═════ Provided text


     

    As you already know from your involvement in the Q Lab, evidencing peer support was one of the main focusses of the Lab’s work this year. Although existing metrics can be used (e.g. Patient Activation Measures (PAM), Social Return on Investment (SROI) etc) – the consensus was that they don’t provide the whole picture, and as you know, creating an accurate reflection of all of the benefits of peer support can be very difficult. I know you mention free-text answers, but I’m not sure what these would be for – do you think there’s scope for capturing lived-experience stories within your person reported outcomes and experience measures?

    1. Hi Hawys, We see ourselves as only providing one important part of the picture. We expect projects to do their own qualitative research, using case studies for example and to do their own economic evaluation, especially costs and activity.

      At the short-list stage, over the summer, we will reach out to other projects and ask them if they would like to take part with us. There is an element of chicken and egg because the nature of this competition means that one or both of us may fail to be selected.

  3. From my point of view as a new Q member how, what and time limitations around measurement are one of my biggest areas of challenge. I think this would be a fantastic resource for supporting projects to make a benefit and for teaching and equipping future projects.

    1. Thanks Susan, we specialise in evaluation and recognise that this is a difficult area, where experience and economies of scale can make a big difference. So much good practical work is not evaluated well and the results are simply lost.

  4. Hi Tim, the project sounds really interesting and something I think a lot of organisations would benefit from. We are often quite good at developing a project but not so good at evaluating and I like how you have broken that down further specifically for patients and for staff.

    1. I really hope so. A lot of what we do is evaluation work, but we would really like our tools to be used in routine care as key performance indicators (KPIs), to build a strong sustainable feedback loop from patients to clinicians and managers.

  5. Well, the Relational Coordination folks do offer training, offer a tool etc.

    But I'd have thought it's actually a fairly standard Social Network Analysis survey, and they break down each relationship into 7 elements (things like shared mission, timely communication).

    You could do all their stuff, or just do your own version perhaps. Various Q members have been making use of RC, around Sheffield in particular.

    1. I like the scope statement on the RCRC website which says it is good when work is interdependent, uncertain and time constrained, which is as good a description of health care as any I have seen. There sounds like quite a bit of overlap with Normalisation Process Theory (NPT), which we are already using, but this is something I am keen to explore further. We managed to condense the core of NPT down to 4 questions asked of staff.

  6. Hi Tim - great to see a project that would collaborate and add value to other Q projects.
    The other element of any project or process that could do with being evaluated is the level of the 'Relational Coordination' of the key participants/stakeholders/ (See Gittell's work).

    It turns out that the quality of this relational coordination is strongly tied to many outcomes. It's a form of network analysis.

    Another query: I can see lots of measures, but is there a question about 'What improvements could we make that would make you more likely to recommend this service?' - so that there can be an ongoing improvement loop?

    1. Thanks Matt,

      Thanks for pointing me at Gittell's work on Relational Coordination (RC). I have been looking in detail at Carl May's Normalisation Process Theory and at Service integration, but I think this is something different. I am not sure if RC can be measured using a survey without training.

      We usually add in one or more questions with free text answers, covering things like what do you like, what could be improved etc.  This is all part of the continuing improvement loop.

══════════

### What to do:
[1] Please return, word for word, the part of the comment thread that begins at the words "Another query: I" and stops after "continuing improvement loop.".
[2] Why does the comment thread say the level of relational coordination among key participants is worth evaluating?

═════ Records supplied

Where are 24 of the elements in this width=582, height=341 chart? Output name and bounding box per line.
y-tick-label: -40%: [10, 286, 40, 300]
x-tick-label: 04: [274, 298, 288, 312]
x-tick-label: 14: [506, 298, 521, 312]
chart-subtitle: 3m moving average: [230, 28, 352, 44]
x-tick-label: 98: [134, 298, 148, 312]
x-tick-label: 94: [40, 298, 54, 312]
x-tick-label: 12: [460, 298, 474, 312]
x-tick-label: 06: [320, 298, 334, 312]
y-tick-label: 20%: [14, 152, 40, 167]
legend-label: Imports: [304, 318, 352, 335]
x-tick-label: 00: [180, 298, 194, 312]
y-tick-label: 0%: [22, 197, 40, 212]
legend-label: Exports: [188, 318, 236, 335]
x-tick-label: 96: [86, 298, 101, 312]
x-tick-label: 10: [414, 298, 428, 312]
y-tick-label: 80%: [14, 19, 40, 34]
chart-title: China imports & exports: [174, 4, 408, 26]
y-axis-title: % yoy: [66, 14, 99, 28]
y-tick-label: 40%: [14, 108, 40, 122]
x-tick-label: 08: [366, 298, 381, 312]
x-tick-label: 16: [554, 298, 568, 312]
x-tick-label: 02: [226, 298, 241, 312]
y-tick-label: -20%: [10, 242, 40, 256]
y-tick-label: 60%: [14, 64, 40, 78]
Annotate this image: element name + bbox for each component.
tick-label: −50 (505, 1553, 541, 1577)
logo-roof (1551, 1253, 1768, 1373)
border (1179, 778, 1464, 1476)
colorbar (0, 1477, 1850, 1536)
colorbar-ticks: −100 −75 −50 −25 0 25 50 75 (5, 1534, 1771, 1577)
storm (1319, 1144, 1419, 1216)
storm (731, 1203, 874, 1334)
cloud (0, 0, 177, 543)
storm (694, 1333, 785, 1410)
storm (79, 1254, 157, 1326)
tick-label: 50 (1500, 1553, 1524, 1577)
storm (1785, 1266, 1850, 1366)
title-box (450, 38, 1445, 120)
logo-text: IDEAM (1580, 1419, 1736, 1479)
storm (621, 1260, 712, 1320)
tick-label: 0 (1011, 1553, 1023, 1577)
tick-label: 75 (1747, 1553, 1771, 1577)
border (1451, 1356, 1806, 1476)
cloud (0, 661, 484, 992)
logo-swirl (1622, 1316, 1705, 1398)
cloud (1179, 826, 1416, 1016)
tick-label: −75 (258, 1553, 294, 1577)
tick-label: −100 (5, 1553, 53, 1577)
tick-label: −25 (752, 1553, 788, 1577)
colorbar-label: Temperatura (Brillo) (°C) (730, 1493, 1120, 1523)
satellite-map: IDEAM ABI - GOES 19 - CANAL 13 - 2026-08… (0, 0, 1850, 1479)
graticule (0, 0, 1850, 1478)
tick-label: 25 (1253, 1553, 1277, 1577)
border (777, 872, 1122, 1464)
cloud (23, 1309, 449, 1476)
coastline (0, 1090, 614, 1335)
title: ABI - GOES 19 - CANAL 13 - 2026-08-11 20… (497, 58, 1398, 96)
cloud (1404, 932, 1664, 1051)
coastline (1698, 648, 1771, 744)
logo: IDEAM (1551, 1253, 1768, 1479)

══════════

### Numbered answers:
[1]
Another query: I can see lots of measures, but is there a question about 'What improvements could we make that would make you more likely to recommend this service?' - so that there can be an ongoing improvement loop?

    1. Thanks Matt,

      Thanks for pointing me at Gittell's work on Relational Coordination (RC). I have been looking in detail at Carl May's Normalisation Process Theory and at Service integration, but I think this is something different. I am not sure if RC can be measured using a survey without training.

      We usually add in one or more questions with free text answers, covering things like what do you like, what could be improved etc.  This is all part of the continuing improvement loop.

[2] The quality of relational coordination among key participants is strongly tied to many outcomes.